start Provided data

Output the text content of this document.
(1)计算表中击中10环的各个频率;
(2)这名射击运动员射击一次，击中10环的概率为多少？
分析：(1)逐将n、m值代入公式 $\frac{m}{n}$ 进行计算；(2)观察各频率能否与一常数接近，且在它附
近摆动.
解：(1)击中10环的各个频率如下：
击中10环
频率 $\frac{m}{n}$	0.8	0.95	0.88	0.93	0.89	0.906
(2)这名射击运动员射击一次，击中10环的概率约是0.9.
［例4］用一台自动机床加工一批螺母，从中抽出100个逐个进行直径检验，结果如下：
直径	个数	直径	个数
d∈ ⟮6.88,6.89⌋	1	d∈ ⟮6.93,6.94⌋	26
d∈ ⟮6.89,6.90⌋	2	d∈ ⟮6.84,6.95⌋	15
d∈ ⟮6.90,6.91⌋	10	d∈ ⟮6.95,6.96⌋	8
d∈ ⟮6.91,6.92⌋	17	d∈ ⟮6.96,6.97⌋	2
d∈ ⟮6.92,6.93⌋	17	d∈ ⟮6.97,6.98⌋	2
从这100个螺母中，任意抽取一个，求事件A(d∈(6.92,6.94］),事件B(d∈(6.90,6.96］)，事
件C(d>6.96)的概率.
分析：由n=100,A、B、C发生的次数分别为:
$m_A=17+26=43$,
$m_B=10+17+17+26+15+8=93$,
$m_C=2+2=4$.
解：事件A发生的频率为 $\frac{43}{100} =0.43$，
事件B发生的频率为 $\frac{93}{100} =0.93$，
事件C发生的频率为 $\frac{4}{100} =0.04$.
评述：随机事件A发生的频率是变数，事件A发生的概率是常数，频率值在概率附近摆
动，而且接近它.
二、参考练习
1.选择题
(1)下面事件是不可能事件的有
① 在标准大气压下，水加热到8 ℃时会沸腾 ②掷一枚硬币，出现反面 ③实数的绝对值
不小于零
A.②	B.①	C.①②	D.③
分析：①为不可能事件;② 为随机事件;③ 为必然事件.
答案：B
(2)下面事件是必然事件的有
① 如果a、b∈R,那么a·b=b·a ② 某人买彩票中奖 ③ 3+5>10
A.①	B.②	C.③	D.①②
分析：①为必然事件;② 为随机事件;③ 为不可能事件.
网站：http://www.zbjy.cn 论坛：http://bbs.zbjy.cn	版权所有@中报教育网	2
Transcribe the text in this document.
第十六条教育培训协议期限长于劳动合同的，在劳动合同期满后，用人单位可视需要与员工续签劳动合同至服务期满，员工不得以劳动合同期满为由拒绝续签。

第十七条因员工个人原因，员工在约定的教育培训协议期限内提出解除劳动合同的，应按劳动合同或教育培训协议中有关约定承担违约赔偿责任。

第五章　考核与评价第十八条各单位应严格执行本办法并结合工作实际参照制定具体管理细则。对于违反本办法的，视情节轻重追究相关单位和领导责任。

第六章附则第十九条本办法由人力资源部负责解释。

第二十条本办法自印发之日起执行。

end Provided data

— Work to complete —
Set down each entry again, unchanged.

— Full solution —
Output the text content of this document.
(1)计算表中击中10环的各个频率;
(2)这名射击运动员射击一次，击中10环的概率为多少？
分析：(1)逐将n、m值代入公式 $\frac{m}{n}$ 进行计算；(2)观察各频率能否与一常数接近，且在它附
近摆动.
解：(1)击中10环的各个频率如下：
击中10环
频率 $\frac{m}{n}$	0.8	0.95	0.88	0.93	0.89	0.906
(2)这名射击运动员射击一次，击中10环的概率约是0.9.
［例4］用一台自动机床加工一批螺母，从中抽出100个逐个进行直径检验，结果如下：
直径	个数	直径	个数
d∈ ⟮6.88,6.89⌋	1	d∈ ⟮6.93,6.94⌋	26
d∈ ⟮6.89,6.90⌋	2	d∈ ⟮6.84,6.95⌋	15
d∈ ⟮6.90,6.91⌋	10	d∈ ⟮6.95,6.96⌋	8
d∈ ⟮6.91,6.92⌋	17	d∈ ⟮6.96,6.97⌋	2
d∈ ⟮6.92,6.93⌋	17	d∈ ⟮6.97,6.98⌋	2
从这100个螺母中，任意抽取一个，求事件A(d∈(6.92,6.94］),事件B(d∈(6.90,6.96］)，事
件C(d>6.96)的概率.
分析：由n=100,A、B、C发生的次数分别为:
$m_A=17+26=43$,
$m_B=10+17+17+26+15+8=93$,
$m_C=2+2=4$.
解：事件A发生的频率为 $\frac{43}{100} =0.43$，
事件B发生的频率为 $\frac{93}{100} =0.93$，
事件C发生的频率为 $\frac{4}{100} =0.04$.
评述：随机事件A发生的频率是变数，事件A发生的概率是常数，频率值在概率附近摆
动，而且接近它.
二、参考练习
1.选择题
(1)下面事件是不可能事件的有
① 在标准大气压下，水加热到8 ℃时会沸腾 ②掷一枚硬币，出现反面 ③实数的绝对值
不小于零
A.②	B.①	C.①②	D.③
分析：①为不可能事件;② 为随机事件;③ 为必然事件.
答案：B
(2)下面事件是必然事件的有
① 如果a、b∈R,那么a·b=b·a ② 某人买彩票中奖 ③ 3+5>10
A.①	B.②	C.③	D.①②
分析：①为必然事件;② 为随机事件;③ 为不可能事件.
网站：http://www.zbjy.cn 论坛：http://bbs.zbjy.cn	版权所有@中报教育网	2
Transcribe the text in this document.
第十六条教育培训协议期限长于劳动合同的，在劳动合同期满后，用人单位可视需要与员工续签劳动合同至服务期满，员工不得以劳动合同期满为由拒绝续签。

第十七条因员工个人原因，员工在约定的教育培训协议期限内提出解除劳动合同的，应按劳动合同或教育培训协议中有关约定承担违约赔偿责任。

第五章　考核与评价第十八条各单位应严格执行本办法并结合工作实际参照制定具体管理细则。对于违反本办法的，视情节轻重追究相关单位和领导责任。

第六章附则第十九条本办法由人力资源部负责解释。

第二十条本办法自印发之日起执行。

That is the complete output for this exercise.